Data listing
+-------+

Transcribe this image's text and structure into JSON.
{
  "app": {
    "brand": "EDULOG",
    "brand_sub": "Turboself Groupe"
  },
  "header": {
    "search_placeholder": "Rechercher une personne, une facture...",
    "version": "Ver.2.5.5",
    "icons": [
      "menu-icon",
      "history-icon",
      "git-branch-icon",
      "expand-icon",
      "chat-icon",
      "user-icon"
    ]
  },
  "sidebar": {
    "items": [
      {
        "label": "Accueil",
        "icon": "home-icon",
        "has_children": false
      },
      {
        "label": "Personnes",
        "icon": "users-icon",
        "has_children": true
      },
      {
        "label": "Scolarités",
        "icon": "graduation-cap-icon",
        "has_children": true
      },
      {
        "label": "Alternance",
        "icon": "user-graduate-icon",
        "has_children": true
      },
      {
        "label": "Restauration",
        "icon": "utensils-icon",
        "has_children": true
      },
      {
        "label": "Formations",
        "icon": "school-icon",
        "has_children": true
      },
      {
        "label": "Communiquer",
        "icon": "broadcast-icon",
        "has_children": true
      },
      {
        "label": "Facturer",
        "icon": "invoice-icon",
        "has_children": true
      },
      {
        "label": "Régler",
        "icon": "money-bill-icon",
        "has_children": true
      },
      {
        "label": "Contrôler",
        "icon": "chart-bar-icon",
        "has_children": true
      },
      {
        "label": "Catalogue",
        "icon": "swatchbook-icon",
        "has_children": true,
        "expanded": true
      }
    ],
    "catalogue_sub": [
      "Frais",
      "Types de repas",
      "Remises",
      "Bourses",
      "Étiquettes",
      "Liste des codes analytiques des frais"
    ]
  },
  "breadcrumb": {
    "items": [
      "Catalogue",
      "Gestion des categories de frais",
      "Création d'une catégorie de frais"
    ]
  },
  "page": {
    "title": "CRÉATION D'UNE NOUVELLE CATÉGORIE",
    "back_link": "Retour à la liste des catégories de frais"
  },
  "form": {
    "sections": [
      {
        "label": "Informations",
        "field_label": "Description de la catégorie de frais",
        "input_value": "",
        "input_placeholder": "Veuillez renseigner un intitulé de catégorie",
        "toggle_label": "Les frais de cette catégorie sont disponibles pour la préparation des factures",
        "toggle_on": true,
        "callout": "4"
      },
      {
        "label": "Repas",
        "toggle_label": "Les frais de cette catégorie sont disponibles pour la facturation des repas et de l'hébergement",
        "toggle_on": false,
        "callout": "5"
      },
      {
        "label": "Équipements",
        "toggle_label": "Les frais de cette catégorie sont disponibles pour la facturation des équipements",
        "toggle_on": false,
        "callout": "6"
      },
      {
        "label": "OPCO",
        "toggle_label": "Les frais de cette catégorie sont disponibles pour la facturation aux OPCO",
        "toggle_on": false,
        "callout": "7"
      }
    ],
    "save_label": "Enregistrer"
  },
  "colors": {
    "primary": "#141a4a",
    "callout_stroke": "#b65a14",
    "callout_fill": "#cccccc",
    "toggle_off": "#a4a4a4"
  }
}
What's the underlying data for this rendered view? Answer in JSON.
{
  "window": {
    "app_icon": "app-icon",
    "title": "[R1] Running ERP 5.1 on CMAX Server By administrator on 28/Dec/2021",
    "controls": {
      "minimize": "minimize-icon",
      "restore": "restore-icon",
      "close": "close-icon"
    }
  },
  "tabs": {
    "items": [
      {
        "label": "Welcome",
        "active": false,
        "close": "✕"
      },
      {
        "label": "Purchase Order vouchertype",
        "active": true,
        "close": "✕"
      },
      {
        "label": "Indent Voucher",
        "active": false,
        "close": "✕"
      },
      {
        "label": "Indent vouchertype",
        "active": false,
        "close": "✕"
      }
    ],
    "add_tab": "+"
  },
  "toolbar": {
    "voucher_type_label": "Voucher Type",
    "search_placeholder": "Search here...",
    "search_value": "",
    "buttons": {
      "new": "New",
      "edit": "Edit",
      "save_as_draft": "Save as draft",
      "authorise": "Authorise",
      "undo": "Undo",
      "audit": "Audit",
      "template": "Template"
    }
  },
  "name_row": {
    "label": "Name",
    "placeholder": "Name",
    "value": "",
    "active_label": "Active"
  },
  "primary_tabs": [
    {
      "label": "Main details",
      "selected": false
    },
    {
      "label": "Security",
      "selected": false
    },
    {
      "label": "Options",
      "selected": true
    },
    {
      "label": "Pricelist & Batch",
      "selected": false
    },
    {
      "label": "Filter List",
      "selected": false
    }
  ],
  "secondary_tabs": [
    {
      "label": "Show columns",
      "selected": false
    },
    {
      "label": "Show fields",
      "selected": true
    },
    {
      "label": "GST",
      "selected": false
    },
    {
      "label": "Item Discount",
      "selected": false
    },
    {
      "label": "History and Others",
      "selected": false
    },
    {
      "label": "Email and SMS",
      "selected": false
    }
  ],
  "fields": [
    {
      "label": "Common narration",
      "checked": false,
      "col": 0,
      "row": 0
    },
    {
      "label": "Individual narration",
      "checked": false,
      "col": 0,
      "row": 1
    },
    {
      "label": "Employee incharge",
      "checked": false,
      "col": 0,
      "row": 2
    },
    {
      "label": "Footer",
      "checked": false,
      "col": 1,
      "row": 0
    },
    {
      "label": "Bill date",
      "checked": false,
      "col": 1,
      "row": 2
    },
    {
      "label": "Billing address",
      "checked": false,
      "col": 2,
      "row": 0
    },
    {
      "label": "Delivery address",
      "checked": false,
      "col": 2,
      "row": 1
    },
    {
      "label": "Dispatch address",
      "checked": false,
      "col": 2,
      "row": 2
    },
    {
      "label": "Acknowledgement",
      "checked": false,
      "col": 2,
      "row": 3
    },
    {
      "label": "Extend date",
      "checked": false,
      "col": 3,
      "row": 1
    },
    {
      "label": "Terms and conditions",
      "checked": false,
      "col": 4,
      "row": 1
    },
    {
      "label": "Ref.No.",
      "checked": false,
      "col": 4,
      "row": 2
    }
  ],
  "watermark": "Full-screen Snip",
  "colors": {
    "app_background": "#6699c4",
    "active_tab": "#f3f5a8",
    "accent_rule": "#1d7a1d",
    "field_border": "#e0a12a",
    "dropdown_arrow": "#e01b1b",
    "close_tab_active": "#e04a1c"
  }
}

+-------+

DO THIS: The records above should all be quoted exactly, please.

OUTPUT:
Transcribe this image's text and structure into JSON.
{
  "app": {
    "brand": "EDULOG",
    "brand_sub": "Turboself Groupe"
  },
  "header": {
    "search_placeholder": "Rechercher une personne, une facture...",
    "version": "Ver.2.5.5",
    "icons": [
      "menu-icon",
      "history-icon",
      "git-branch-icon",
      "expand-icon",
      "chat-icon",
      "user-icon"
    ]
  },
  "sidebar": {
    "items": [
      {
        "label": "Accueil",
        "icon": "home-icon",
        "has_children": false
      },
      {
        "label": "Personnes",
        "icon": "users-icon",
        "has_children": true
      },
      {
        "label": "Scolarités",
        "icon": "graduation-cap-icon",
        "has_children": true
      },
      {
        "label": "Alternance",
        "icon": "user-graduate-icon",
        "has_children": true
      },
      {
        "label": "Restauration",
        "icon": "utensils-icon",
        "has_children": true
      },
      {
        "label": "Formations",
        "icon": "school-icon",
        "has_children": true
      },
      {
        "label": "Communiquer",
        "icon": "broadcast-icon",
        "has_children": true
      },
      {
        "label": "Facturer",
        "icon": "invoice-icon",
        "has_children": true
      },
      {
        "label": "Régler",
        "icon": "money-bill-icon",
        "has_children": true
      },
      {
        "label": "Contrôler",
        "icon": "chart-bar-icon",
        "has_children": true
      },
      {
        "label": "Catalogue",
        "icon": "swatchbook-icon",
        "has_children": true,
        "expanded": true
      }
    ],
    "catalogue_sub": [
      "Frais",
      "Types de repas",
      "Remises",
      "Bourses",
      "Étiquettes",
      "Liste des codes analytiques des frais"
    ]
  },
  "breadcrumb": {
    "items": [
      "Catalogue",
      "Gestion des categories de frais",
      "Création d'une catégorie de frais"
    ]
  },
  "page": {
    "title": "CRÉATION D'UNE NOUVELLE CATÉGORIE",
    "back_link": "Retour à la liste des catégories de frais"
  },
  "form": {
    "sections": [
      {
        "label": "Informations",
        "field_label": "Description de la catégorie de frais",
        "input_value": "",
        "input_placeholder": "Veuillez renseigner un intitulé de catégorie",
        "toggle_label": "Les frais de cette catégorie sont disponibles pour la préparation des factures",
        "toggle_on": true,
        "callout": "4"
      },
      {
        "label": "Repas",
        "toggle_label": "Les frais de cette catégorie sont disponibles pour la facturation des repas et de l'hébergement",
        "toggle_on": false,
        "callout": "5"
      },
      {
        "label": "Équipements",
        "toggle_label": "Les frais de cette catégorie sont disponibles pour la facturation des équipements",
        "toggle_on": false,
        "callout": "6"
      },
      {
        "label": "OPCO",
        "toggle_label": "Les frais de cette catégorie sont disponibles pour la facturation aux OPCO",
        "toggle_on": false,
        "callout": "7"
      }
    ],
    "save_label": "Enregistrer"
  },
  "colors": {
    "primary": "#141a4a",
    "callout_stroke": "#b65a14",
    "callout_fill": "#cccccc",
    "toggle_off": "#a4a4a4"
  }
}
What's the underlying data for this rendered view? Answer in JSON.
{
  "window": {
    "app_icon": "app-icon",
    "title": "[R1] Running ERP 5.1 on CMAX Server By administrator on 28/Dec/2021",
    "controls": {
      "minimize": "minimize-icon",
      "restore": "restore-icon",
      "close": "close-icon"
    }
  },
  "tabs": {
    "items": [
      {
        "label": "Welcome",
        "active": false,
        "close": "✕"
      },
      {
        "label": "Purchase Order vouchertype",
        "active": true,
        "close": "✕"
      },
      {
        "label": "Indent Voucher",
        "active": false,
        "close": "✕"
      },
      {
        "label": "Indent vouchertype",
        "active": false,
        "close": "✕"
      }
    ],
    "add_tab": "+"
  },
  "toolbar": {
    "voucher_type_label": "Voucher Type",
    "search_placeholder": "Search here...",
    "search_value": "",
    "buttons": {
      "new": "New",
      "edit": "Edit",
      "save_as_draft": "Save as draft",
      "authorise": "Authorise",
      "undo": "Undo",
      "audit": "Audit",
      "template": "Template"
    }
  },
  "name_row": {
    "label": "Name",
    "placeholder": "Name",
    "value": "",
    "active_label": "Active"
  },
  "primary_tabs": [
    {
      "label": "Main details",
      "selected": false
    },
    {
      "label": "Security",
      "selected": false
    },
    {
      "label": "Options",
      "selected": true
    },
    {
      "label": "Pricelist & Batch",
      "selected": false
    },
    {
      "label": "Filter List",
      "selected": false
    }
  ],
  "secondary_tabs": [
    {
      "label": "Show columns",
      "selected": false
    },
    {
      "label": "Show fields",
      "selected": true
    },
    {
      "label": "GST",
      "selected": false
    },
    {
      "label": "Item Discount",
      "selected": false
    },
    {
      "label": "History and Others",
      "selected": false
    },
    {
      "label": "Email and SMS",
      "selected": false
    }
  ],
  "fields": [
    {
      "label": "Common narration",
      "checked": false,
      "col": 0,
      "row": 0
    },
    {
      "label": "Individual narration",
      "checked": false,
      "col": 0,
      "row": 1
    },
    {
      "label": "Employee incharge",
      "checked": false,
      "col": 0,
      "row": 2
    },
    {
      "label": "Footer",
      "checked": false,
      "col": 1,
      "row": 0
    },
    {
      "label": "Bill date",
      "checked": false,
      "col": 1,
      "row": 2
    },
    {
      "label": "Billing address",
      "checked": false,
      "col": 2,
      "row": 0
    },
    {
      "label": "Delivery address",
      "checked": false,
      "col": 2,
      "row": 1
    },
    {
      "label": "Dispatch address",
      "checked": false,
      "col": 2,
      "row": 2
    },
    {
      "label": "Acknowledgement",
      "checked": false,
      "col": 2,
      "row": 3
    },
    {
      "label": "Extend date",
      "checked": false,
      "col": 3,
      "row": 1
    },
    {
      "label": "Terms and conditions",
      "checked": false,
      "col": 4,
      "row": 1
    },
    {
      "label": "Ref.No.",
      "checked": false,
      "col": 4,
      "row": 2
    }
  ],
  "watermark": "Full-screen Snip",
  "colors": {
    "app_background": "#6699c4",
    "active_tab": "#f3f5a8",
    "accent_rule": "#1d7a1d",
    "field_border": "#e0a12a",
    "dropdown_arrow": "#e01b1b",
    "close_tab_active": "#e04a1c"
  }
}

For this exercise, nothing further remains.